## DATASET CONTENT

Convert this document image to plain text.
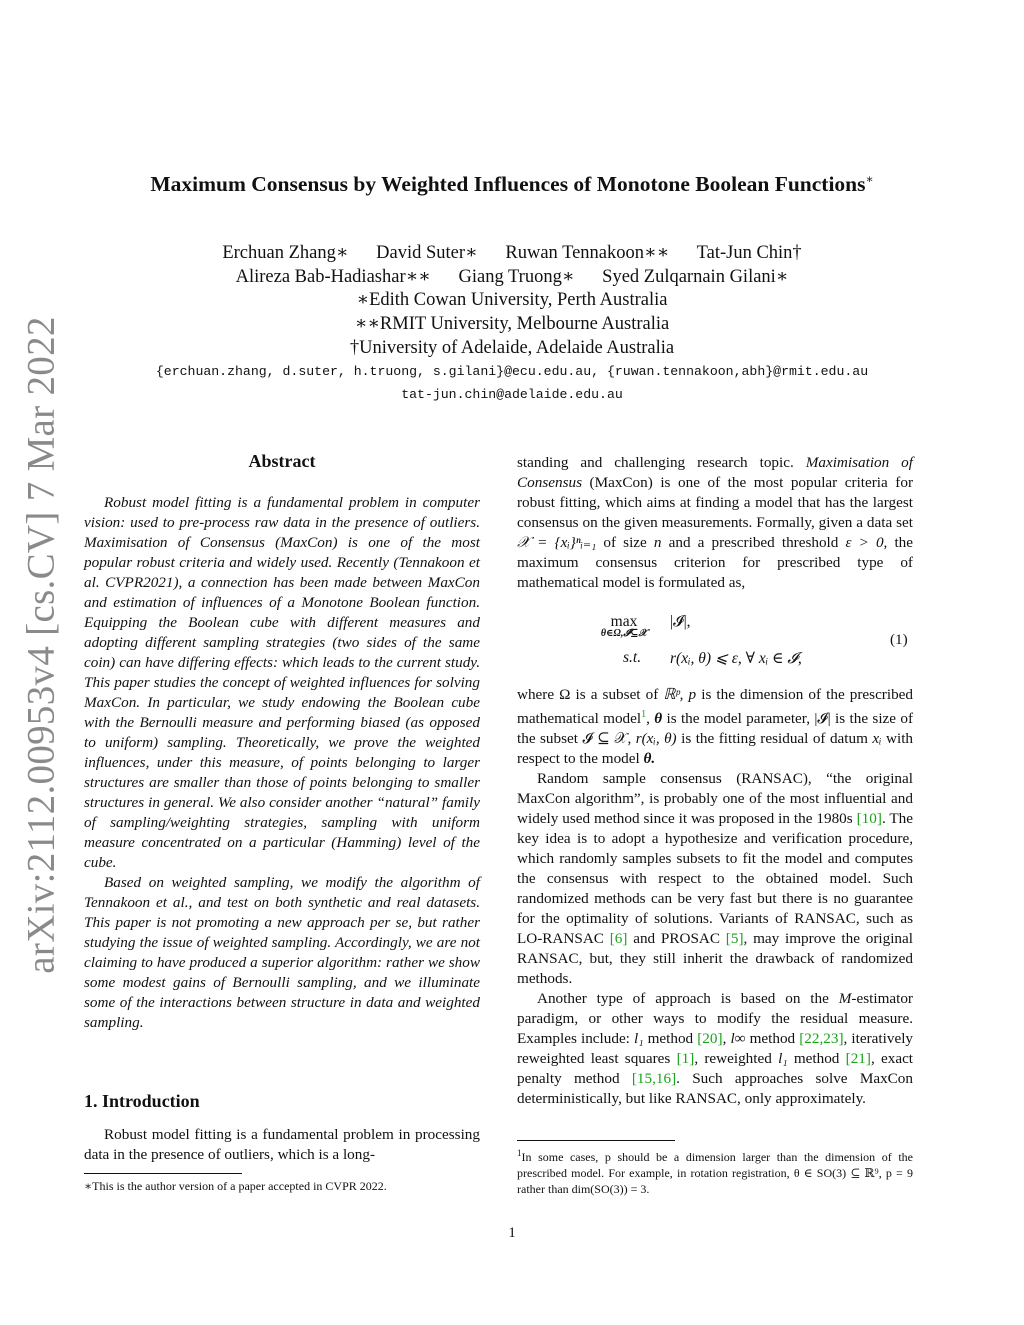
arXiv:2112.00953v4 [cs.CV] 7 Mar 2022
Maximum Consensus by Weighted Influences of Monotone Boolean Functions∗
Erchuan Zhang∗ David Suter∗ Ruwan Tennakoon∗∗ Tat-Jun Chin†
Alireza Bab-Hadiashar∗∗ Giang Truong∗ Syed Zulqarnain Gilani∗
∗Edith Cowan University, Perth Australia
∗∗RMIT University, Melbourne Australia
†University of Adelaide, Adelaide Australia
{erchuan.zhang, d.suter, h.truong, s.gilani}@ecu.edu.au, {ruwan.tennakoon,abh}@rmit.edu.au
tat-jun.chin@adelaide.edu.au
Abstract

Robust model fitting is a fundamental problem in computer vision: used to pre-process raw data in the presence of outliers. Maximisation of Consensus (MaxCon) is one of the most popular robust criteria and widely used. Recently (Tennakoon et al. CVPR2021), a connection has been made between MaxCon and estimation of influences of a Monotone Boolean function. Equipping the Boolean cube with different measures and adopting different sampling strategies (two sides of the same coin) can have differing effects: which leads to the current study. This paper studies the concept of weighted influences for solving MaxCon. In particular, we study endowing the Boolean cube with the Bernoulli measure and performing biased (as opposed to uniform) sampling. Theoretically, we prove the weighted influences, under this measure, of points belonging to larger structures are smaller than those of points belonging to smaller structures in general. We also consider another “natural” family of sampling/weighting strategies, sampling with uniform measure concentrated on a particular (Hamming) level of the cube.

Based on weighted sampling, we modify the algorithm of Tennakoon et al., and test on both synthetic and real datasets. This paper is not promoting a new approach per se, but rather studying the issue of weighted sampling. Accordingly, we are not claiming to have produced a superior algorithm: rather we show some modest gains of Bernoulli sampling, and we illuminate some of the interactions between structure in data and weighted sampling.

1. Introduction

Robust model fitting is a fundamental problem in processing data in the presence of outliers, which is a long-

∗This is the author version of a paper accepted in CVPR 2022.

standing and challenging research topic. Maximisation of Consensus (MaxCon) is one of the most popular criteria for robust fitting, which aims at finding a model that has the largest consensus on the given measurements. Formally, given a data set 𝒳 = {xᵢ}ⁿᵢ₌₁ of size n and a prescribed threshold ε > 0, the maximum consensus criterion for prescribed type of mathematical model is formulated as,

max
θ∈Ω,𝓘⊆𝒳
|𝓘|,
s.t. r(xᵢ, θ) ⩽ ε, ∀ xᵢ ∈ 𝓘,
(1)

where Ω is a subset of ℝᵖ, p is the dimension of the prescribed mathematical model$^1$, θ is the model parameter, |𝓘| is the size of the subset 𝓘 ⊆ 𝒳, r(xᵢ, θ) is the fitting residual of datum xᵢ with respect to the model θ.

Random sample consensus (RANSAC), “the original MaxCon algorithm”, is probably one of the most influential and widely used method since it was proposed in the 1980s [10]. The key idea is to adopt a hypothesize and verification procedure, which randomly samples subsets to fit the model and computes the consensus with respect to the obtained model. Such randomized methods can be very fast but there is no guarantee for the optimality of solutions. Variants of RANSAC, such as LO-RANSAC [6] and PROSAC [5], may improve the original RANSAC, but, they still inherit the drawback of randomized methods.

Another type of approach is based on the M-estimator paradigm, or other ways to modify the residual measure. Examples include: l₁ method [20], l∞ method [22,23], iteratively reweighted least squares [1], reweighted l₁ method [21], exact penalty method [15,16]. Such approaches solve MaxCon deterministically, but like RANSAC, only approximately.

$^1$In some cases, p should be a dimension larger than the dimension of the prescribed model. For example, in rotation registration, θ ∈ SO(3) ⊆ ℝ⁹, p = 9 rather than dim(SO(3)) = 3.
1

## OBJECTIVE
Repeat the material above in full and unchanged, minus its images.

## CORRECT ANSWER
Convert this document image to plain text.
arXiv:2112.00953v4 [cs.CV] 7 Mar 2022
Maximum Consensus by Weighted Influences of Monotone Boolean Functions∗
Erchuan Zhang∗ David Suter∗ Ruwan Tennakoon∗∗ Tat-Jun Chin†
Alireza Bab-Hadiashar∗∗ Giang Truong∗ Syed Zulqarnain Gilani∗
∗Edith Cowan University, Perth Australia
∗∗RMIT University, Melbourne Australia
†University of Adelaide, Adelaide Australia
{erchuan.zhang, d.suter, h.truong, s.gilani}@ecu.edu.au, {ruwan.tennakoon,abh}@rmit.edu.au
tat-jun.chin@adelaide.edu.au
Abstract

Robust model fitting is a fundamental problem in computer vision: used to pre-process raw data in the presence of outliers. Maximisation of Consensus (MaxCon) is one of the most popular robust criteria and widely used. Recently (Tennakoon et al. CVPR2021), a connection has been made between MaxCon and estimation of influences of a Monotone Boolean function. Equipping the Boolean cube with different measures and adopting different sampling strategies (two sides of the same coin) can have differing effects: which leads to the current study. This paper studies the concept of weighted influences for solving MaxCon. In particular, we study endowing the Boolean cube with the Bernoulli measure and performing biased (as opposed to uniform) sampling. Theoretically, we prove the weighted influences, under this measure, of points belonging to larger structures are smaller than those of points belonging to smaller structures in general. We also consider another “natural” family of sampling/weighting strategies, sampling with uniform measure concentrated on a particular (Hamming) level of the cube.

Based on weighted sampling, we modify the algorithm of Tennakoon et al., and test on both synthetic and real datasets. This paper is not promoting a new approach per se, but rather studying the issue of weighted sampling. Accordingly, we are not claiming to have produced a superior algorithm: rather we show some modest gains of Bernoulli sampling, and we illuminate some of the interactions between structure in data and weighted sampling.

1. Introduction

Robust model fitting is a fundamental problem in processing data in the presence of outliers, which is a long-

∗This is the author version of a paper accepted in CVPR 2022.

standing and challenging research topic. Maximisation of Consensus (MaxCon) is one of the most popular criteria for robust fitting, which aims at finding a model that has the largest consensus on the given measurements. Formally, given a data set 𝒳 = {xᵢ}ⁿᵢ₌₁ of size n and a prescribed threshold ε > 0, the maximum consensus criterion for prescribed type of mathematical model is formulated as,

max
θ∈Ω,𝓘⊆𝒳
|𝓘|,
s.t. r(xᵢ, θ) ⩽ ε, ∀ xᵢ ∈ 𝓘,
(1)

where Ω is a subset of ℝᵖ, p is the dimension of the prescribed mathematical model$^1$, θ is the model parameter, |𝓘| is the size of the subset 𝓘 ⊆ 𝒳, r(xᵢ, θ) is the fitting residual of datum xᵢ with respect to the model θ.

Random sample consensus (RANSAC), “the original MaxCon algorithm”, is probably one of the most influential and widely used method since it was proposed in the 1980s [10]. The key idea is to adopt a hypothesize and verification procedure, which randomly samples subsets to fit the model and computes the consensus with respect to the obtained model. Such randomized methods can be very fast but there is no guarantee for the optimality of solutions. Variants of RANSAC, such as LO-RANSAC [6] and PROSAC [5], may improve the original RANSAC, but, they still inherit the drawback of randomized methods.

Another type of approach is based on the M-estimator paradigm, or other ways to modify the residual measure. Examples include: l₁ method [20], l∞ method [22,23], iteratively reweighted least squares [1], reweighted l₁ method [21], exact penalty method [15,16]. Such approaches solve MaxCon deterministically, but like RANSAC, only approximately.

$^1$In some cases, p should be a dimension larger than the dimension of the prescribed model. For example, in rotation registration, θ ∈ SO(3) ⊆ ℝ⁹, p = 9 rather than dim(SO(3)) = 3.
1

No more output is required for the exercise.